■ EXERCISE: Every line below is to be quoted exactly, with nothing added or dropped.

■ RECORDED INFORMATION:
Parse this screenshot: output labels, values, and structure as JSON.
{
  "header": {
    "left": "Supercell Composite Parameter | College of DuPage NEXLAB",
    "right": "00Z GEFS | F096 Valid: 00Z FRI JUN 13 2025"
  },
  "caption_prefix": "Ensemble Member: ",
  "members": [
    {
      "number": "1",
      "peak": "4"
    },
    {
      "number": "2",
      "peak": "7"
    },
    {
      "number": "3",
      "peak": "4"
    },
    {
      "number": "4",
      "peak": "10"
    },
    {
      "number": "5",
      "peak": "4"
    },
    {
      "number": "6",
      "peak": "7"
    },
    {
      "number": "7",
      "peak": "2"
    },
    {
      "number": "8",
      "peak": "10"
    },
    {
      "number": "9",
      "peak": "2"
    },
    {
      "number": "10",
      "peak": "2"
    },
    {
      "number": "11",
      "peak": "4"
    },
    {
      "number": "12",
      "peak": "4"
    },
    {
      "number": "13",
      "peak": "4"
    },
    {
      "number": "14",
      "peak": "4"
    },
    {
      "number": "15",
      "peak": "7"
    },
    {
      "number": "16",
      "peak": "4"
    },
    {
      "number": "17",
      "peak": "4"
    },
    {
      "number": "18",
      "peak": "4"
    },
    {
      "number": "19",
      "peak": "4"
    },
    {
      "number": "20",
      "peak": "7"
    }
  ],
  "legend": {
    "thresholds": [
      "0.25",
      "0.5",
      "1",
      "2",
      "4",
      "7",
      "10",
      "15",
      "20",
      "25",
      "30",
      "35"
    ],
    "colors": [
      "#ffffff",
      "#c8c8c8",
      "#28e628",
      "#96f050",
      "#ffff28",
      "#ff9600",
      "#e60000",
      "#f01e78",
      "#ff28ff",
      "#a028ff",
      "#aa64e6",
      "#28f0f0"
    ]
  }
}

■ WRITTEN SOLUTION:
Parse this screenshot: output labels, values, and structure as JSON.
{
  "header": {
    "left": "Supercell Composite Parameter | College of DuPage NEXLAB",
    "right": "00Z GEFS | F096 Valid: 00Z FRI JUN 13 2025"
  },
  "caption_prefix": "Ensemble Member: ",
  "members": [
    {
      "number": "1",
      "peak": "4"
    },
    {
      "number": "2",
      "peak": "7"
    },
    {
      "number": "3",
      "peak": "4"
    },
    {
      "number": "4",
      "peak": "10"
    },
    {
      "number": "5",
      "peak": "4"
    },
    {
      "number": "6",
      "peak": "7"
    },
    {
      "number": "7",
      "peak": "2"
    },
    {
      "number": "8",
      "peak": "10"
    },
    {
      "number": "9",
      "peak": "2"
    },
    {
      "number": "10",
      "peak": "2"
    },
    {
      "number": "11",
      "peak": "4"
    },
    {
      "number": "12",
      "peak": "4"
    },
    {
      "number": "13",
      "peak": "4"
    },
    {
      "number": "14",
      "peak": "4"
    },
    {
      "number": "15",
      "peak": "7"
    },
    {
      "number": "16",
      "peak": "4"
    },
    {
      "number": "17",
      "peak": "4"
    },
    {
      "number": "18",
      "peak": "4"
    },
    {
      "number": "19",
      "peak": "4"
    },
    {
      "number": "20",
      "peak": "7"
    }
  ],
  "legend": {
    "thresholds": [
      "0.25",
      "0.5",
      "1",
      "2",
      "4",
      "7",
      "10",
      "15",
      "20",
      "25",
      "30",
      "35"
    ],
    "colors": [
      "#ffffff",
      "#c8c8c8",
      "#28e628",
      "#96f050",
      "#ffff28",
      "#ff9600",
      "#e60000",
      "#f01e78",
      "#ff28ff",
      "#a028ff",
      "#aa64e6",
      "#28f0f0"
    ]
  }
}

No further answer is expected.